Excerpted passage

>> start

Sun, 10 Sep 2017

PR 219251

As I threatened to do in my previous post, I'm going to talk about PR 219251 for a bit. The bug report dates from only a few months ago, but the first report (that I can remeber) actually came from Shawn Webb on Twitter, of all places: backtrace

Despite there being a stacktrace it took quite a while (nearly 6 months in fact) before I figured this one out.

It took Reshad Patuck managing to distill the problem down to a small-ish test script to make real progress on this. His testcase meant that I could get core dumps and experiment. It also provided valuable clues because it could be tweaked to see what elements were required to trigger the panic.

This test script starts a (vnet) jail, adds an epair interface to it, sets up pf in the jail, and then reloads the pf rules on the host. Interestingly the panic does not seem to occur if that last step is not included.

Time to take a closer look at the code that breaks:

u_int32_t
pf_state_expires(const struct pf_state *state)

>> end

Collected material
>> start

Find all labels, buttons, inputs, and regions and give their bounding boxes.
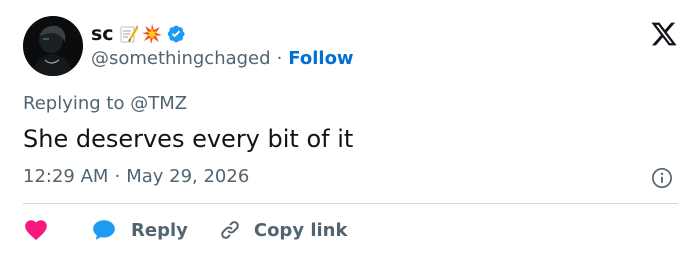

>> end

Stated goal 1
In the post about PR 219251, which steps does the test script perform? List each one.
Stated goal 2
Write out the part of the post about PR 219251 starting with "Despite there being" and going on through "struct pf_state *state)".
You won't need the listing for any of this.

Correct result 1
- Starts a (vnet) jail
- Adds an epair interface to it
- Sets up pf in the jail
- Reloads the pf rules on the host

Correct result 2
Despite there being a stacktrace it took quite a while (nearly 6 months in fact) before I figured this one out.

It took Reshad Patuck managing to distill the problem down to a small-ish test script to make real progress on this. His testcase meant that I could get core dumps and experiment. It also provided valuable clues because it could be tweaked to see what elements were required to trigger the panic.

This test script starts a (vnet) jail, adds an epair interface to it, sets up pf in the jail, and then reloads the pf rules on the host. Interestingly the panic does not seem to occur if that last step is not included.

Time to take a closer look at the code that breaks:

u_int32_t
pf_state_expires(const struct pf_state *state)